Records from a collection

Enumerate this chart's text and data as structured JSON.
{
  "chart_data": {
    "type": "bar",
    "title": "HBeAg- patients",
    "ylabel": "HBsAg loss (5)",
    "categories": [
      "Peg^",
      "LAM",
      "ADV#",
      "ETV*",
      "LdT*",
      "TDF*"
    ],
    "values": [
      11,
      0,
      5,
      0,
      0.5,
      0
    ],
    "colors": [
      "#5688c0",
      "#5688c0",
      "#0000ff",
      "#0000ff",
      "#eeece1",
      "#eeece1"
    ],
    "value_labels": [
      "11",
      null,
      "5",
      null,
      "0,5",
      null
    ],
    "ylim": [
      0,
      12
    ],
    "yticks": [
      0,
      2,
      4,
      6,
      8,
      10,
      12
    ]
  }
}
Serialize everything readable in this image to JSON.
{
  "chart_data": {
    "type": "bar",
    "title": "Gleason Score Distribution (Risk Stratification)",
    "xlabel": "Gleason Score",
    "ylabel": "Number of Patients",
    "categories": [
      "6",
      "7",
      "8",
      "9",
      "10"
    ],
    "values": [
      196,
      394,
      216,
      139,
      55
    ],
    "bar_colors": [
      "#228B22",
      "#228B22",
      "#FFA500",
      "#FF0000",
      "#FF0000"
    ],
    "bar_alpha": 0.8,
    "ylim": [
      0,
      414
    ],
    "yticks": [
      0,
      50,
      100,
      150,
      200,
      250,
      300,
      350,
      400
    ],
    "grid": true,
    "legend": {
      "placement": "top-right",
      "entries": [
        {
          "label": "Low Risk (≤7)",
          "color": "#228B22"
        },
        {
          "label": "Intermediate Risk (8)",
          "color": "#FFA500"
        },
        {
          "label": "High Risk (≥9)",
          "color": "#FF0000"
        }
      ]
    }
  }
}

*Problem description:* Copy each line of the entries in which the string "title" is found.

*Reply:*
    "title": "HBeAg- patients",
    "title": "Gleason Score Distribution (Risk Stratification)",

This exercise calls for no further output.